Thursday, September 27, 2018

Chess Problems...A Different World

     I never cared much for tournament play; toiling away non-stop all weekend playing chess seemed more like work than work in the real world. Throw in travel time, rushed meals and hotel stays and it was just not that appealing.
     Consequently, I concentrated on postal play and later email. The advent of strong engines pretty much killed that endeavor though. I don't have the gumption to painstakingly assemble a strong correspondence opening book, have no desire to spend money on a powerful dedicated desktop computer and don't have the patience to watch engines churning away for days at a time waiting for the best move to bubble up to the top then testing and retesting to see if it really is the best move. Read more about modern correspondence play at CCLA. 
     I prefer to while away my chess time playing over the old masters' pre-engine games rather than the sterile games of today's players. Even with the mistakes that engines point out in seconds, I admire their imagination.

» **TASK LIST**
a – Reproduce the part of the chess post between "Consequently, I concentrated" and "admire their imagination.", inclusive.
b – According to the chess post, what pretty much killed the writer's postal and email play?
Work only from the chess post.

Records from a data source
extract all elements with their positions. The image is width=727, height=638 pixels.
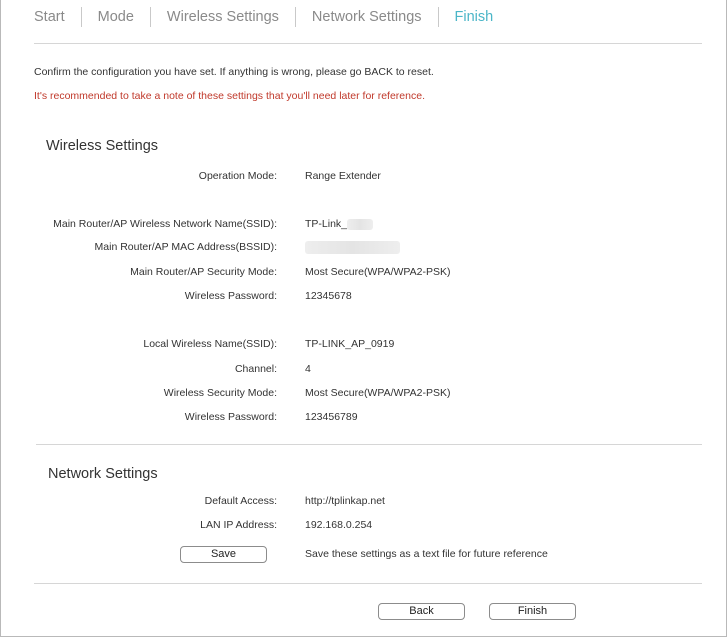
main-ssid-row: Main Router/AP Wireless Network Name(SSI… [0,218,727,234]
main-ssid-text: TP-Link_ [305,218,348,230]
step-divider [149,7,151,27]
redacted-ssid-suffix [347,218,374,230]
network-settings-title: Network Settings [48,466,158,482]
step-start[interactable]: Start [34,9,65,25]
redacted-bssid [305,241,400,254]
main-bssid-label: Main Router/AP MAC Address(BSSID): [94,241,277,253]
main-bssid-value [305,241,400,254]
save-button[interactable]: Save [180,546,267,563]
local-security-label: Wireless Security Mode: [163,387,277,399]
channel-value: 4 [305,363,311,375]
step-divider [437,7,439,27]
operation-mode-value: Range Extender [305,170,381,182]
step-network-settings[interactable]: Network Settings [312,9,422,25]
save-note: Save these settings as a text file for f… [305,548,548,560]
main-security-label: Main Router/AP Security Mode: [130,266,277,278]
local-password-label: Wireless Password: [184,411,277,423]
local-password-value: 123456789 [305,411,358,423]
main-ssid-label: Main Router/AP Wireless Network Name(SSI… [53,218,277,230]
default-access-value: http://tplinkap.net [305,495,385,507]
footer-divider [34,583,702,584]
recommend-message: It's recommended to take a note of these… [34,90,425,102]
default-access-row: Default Access: http://tplinkap.net [0,495,727,511]
default-access-label: Default Access: [204,495,277,507]
channel-row: Channel: 4 [0,363,727,379]
local-password-row: Wireless Password: 123456789 [0,411,727,427]
operation-mode-row: Operation Mode: Range Extender [0,170,727,186]
main-security-row: Main Router/AP Security Mode: Most Secur… [0,266,727,282]
operation-mode-label: Operation Mode: [198,170,277,182]
step-wireless-settings[interactable]: Wireless Settings [167,9,279,25]
local-security-value: Most Secure(WPA/WPA2-PSK) [305,387,451,399]
main-password-label: Wireless Password: [184,290,277,302]
local-ssid-label: Local Wireless Name(SSID): [143,338,277,350]
lan-ip-label: LAN IP Address: [200,519,277,531]
main-ssid-value: TP-Link_ [305,218,374,230]
confirm-message: Confirm the configuration you have set. … [34,66,434,78]
local-ssid-value: TP-LINK_AP_0919 [305,338,395,350]
section-divider [36,444,702,445]
top-divider [34,43,702,44]
main-security-value: Most Secure(WPA/WPA2-PSK) [305,266,451,278]
step-mode[interactable]: Mode [98,9,134,25]
back-button[interactable]: Back [378,603,465,620]
step-divider [80,7,82,27]
local-ssid-row: Local Wireless Name(SSID): TP-LINK_AP_09… [0,338,727,354]
step-nav: Start Mode Wireless Settings Network Set… [34,6,493,28]
finish-button[interactable]: Finish [489,603,576,620]
channel-label: Channel: [234,363,277,375]
main-bssid-row: Main Router/AP MAC Address(BSSID): [0,241,727,257]
step-finish[interactable]: Finish [455,9,494,25]
lan-ip-value: 192.168.0.254 [305,519,373,531]
main-password-row: Wireless Password: 12345678 [0,290,727,306]
wireless-settings-title: Wireless Settings [46,138,159,154]
main-password-value: 12345678 [305,290,352,302]
step-divider [294,7,296,27]
local-security-row: Wireless Security Mode: Most Secure(WPA/… [0,387,727,403]
lan-ip-row: LAN IP Address: 192.168.0.254 [0,519,727,535]
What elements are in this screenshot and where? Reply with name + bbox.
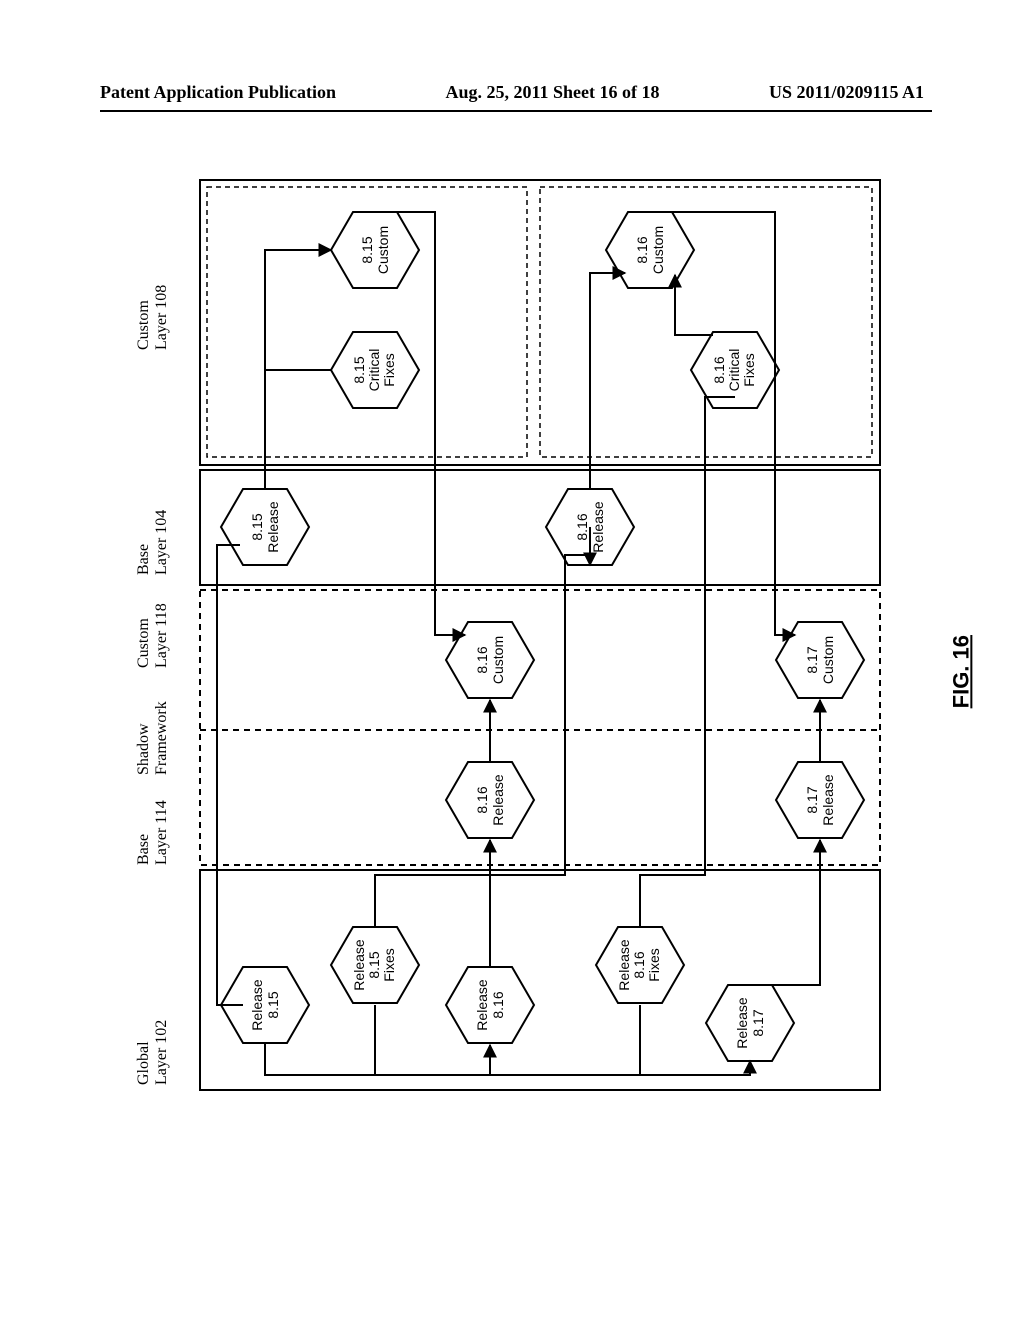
layer-label-custom: Custom Layer 108 bbox=[135, 285, 172, 350]
svg-text:8.15: 8.15 bbox=[359, 236, 375, 263]
svg-text:Fixes: Fixes bbox=[381, 353, 397, 386]
node-release-815-fixes: Release 8.15 Fixes bbox=[331, 927, 419, 1003]
svg-text:8.16: 8.16 bbox=[490, 991, 506, 1018]
node-custom-815-critical-fixes: 8.15 Critical Fixes bbox=[331, 332, 419, 408]
svg-text:8.15: 8.15 bbox=[265, 991, 281, 1018]
node-release-816: Release 8.16 bbox=[446, 967, 534, 1043]
svg-text:8.16: 8.16 bbox=[711, 356, 727, 383]
svg-text:8.15: 8.15 bbox=[366, 951, 382, 978]
header-center: Aug. 25, 2011 Sheet 16 of 18 bbox=[445, 82, 659, 103]
svg-text:8.17: 8.17 bbox=[804, 786, 820, 813]
svg-text:8.16: 8.16 bbox=[574, 513, 590, 540]
svg-text:Critical: Critical bbox=[366, 349, 382, 392]
svg-text:8.16: 8.16 bbox=[631, 951, 647, 978]
svg-text:Custom: Custom bbox=[650, 226, 666, 274]
svg-text:Release: Release bbox=[734, 997, 750, 1049]
svg-text:8.17: 8.17 bbox=[804, 646, 820, 673]
layer-label-shadow-framework: Shadow Framework bbox=[135, 701, 172, 775]
svg-text:8.15: 8.15 bbox=[351, 356, 367, 383]
layer-label-base-shadow: Base Layer 114 bbox=[135, 800, 172, 865]
figure-16: Global Layer 102 Base Layer 114 Shadow F… bbox=[130, 175, 900, 1115]
layer-label-base: Base Layer 104 bbox=[135, 510, 172, 575]
svg-text:Fixes: Fixes bbox=[381, 948, 397, 981]
svg-text:Release: Release bbox=[351, 939, 367, 991]
node-release-817: Release 8.17 bbox=[706, 985, 794, 1061]
node-custom-816-custom: 8.16 Custom bbox=[606, 212, 694, 288]
page-header: Patent Application Publication Aug. 25, … bbox=[0, 82, 1024, 109]
node-release-816-fixes: Release 8.16 Fixes bbox=[596, 927, 684, 1003]
svg-text:Release: Release bbox=[474, 979, 490, 1031]
svg-text:Fixes: Fixes bbox=[741, 353, 757, 386]
svg-text:Critical: Critical bbox=[726, 349, 742, 392]
svg-text:8.16: 8.16 bbox=[474, 646, 490, 673]
node-shadow-817-release: 8.17 Release bbox=[776, 762, 864, 838]
svg-text:Release: Release bbox=[249, 979, 265, 1031]
svg-text:8.16: 8.16 bbox=[634, 236, 650, 263]
svg-text:8.17: 8.17 bbox=[750, 1009, 766, 1036]
header-left: Patent Application Publication bbox=[100, 82, 336, 103]
svg-text:Release: Release bbox=[820, 774, 836, 826]
svg-text:Release: Release bbox=[265, 501, 281, 553]
layer-label-global: Global Layer 102 bbox=[135, 1020, 172, 1085]
svg-text:8.15: 8.15 bbox=[249, 513, 265, 540]
figure-caption: FIG. 16 bbox=[948, 635, 974, 708]
svg-text:Release: Release bbox=[490, 774, 506, 826]
svg-text:Release: Release bbox=[590, 501, 606, 553]
node-shadow-816-release: 8.16 Release bbox=[446, 762, 534, 838]
diagram-svg: Release 8.15 Release 8.15 Fixes Release … bbox=[195, 175, 885, 1095]
svg-text:Custom: Custom bbox=[820, 636, 836, 684]
node-shadow-817-custom: 8.17 Custom bbox=[776, 622, 864, 698]
node-custom-815-custom: 8.15 Custom bbox=[331, 212, 419, 288]
layer-label-custom-shadow: Custom Layer 118 bbox=[135, 603, 172, 668]
svg-text:Fixes: Fixes bbox=[646, 948, 662, 981]
svg-text:Custom: Custom bbox=[375, 226, 391, 274]
node-shadow-816-custom: 8.16 Custom bbox=[446, 622, 534, 698]
svg-text:8.16: 8.16 bbox=[474, 786, 490, 813]
svg-text:Custom: Custom bbox=[490, 636, 506, 684]
svg-text:Release: Release bbox=[616, 939, 632, 991]
header-rule bbox=[100, 110, 932, 112]
node-base-815-release: 8.15 Release bbox=[221, 489, 309, 565]
header-right: US 2011/0209115 A1 bbox=[769, 82, 924, 103]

» **SOLVED TASKS**
a –
Consequently, I concentrated on postal play and later email. The advent of strong engines pretty much killed that endeavor though. I don't have the gumption to painstakingly assemble a strong correspondence opening book, have no desire to spend money on a powerful dedicated desktop computer and don't have the patience to watch engines churning away for days at a time waiting for the best move to bubble up to the top then testing and retesting to see if it really is the best move. Read more about modern correspondence play at CCLA. 
     I prefer to while away my chess time playing over the old masters' pre-engine games rather than the sterile games of today's players. Even with the mistakes that engines point out in seconds, I admire their imagination.

b – The advent of strong engines.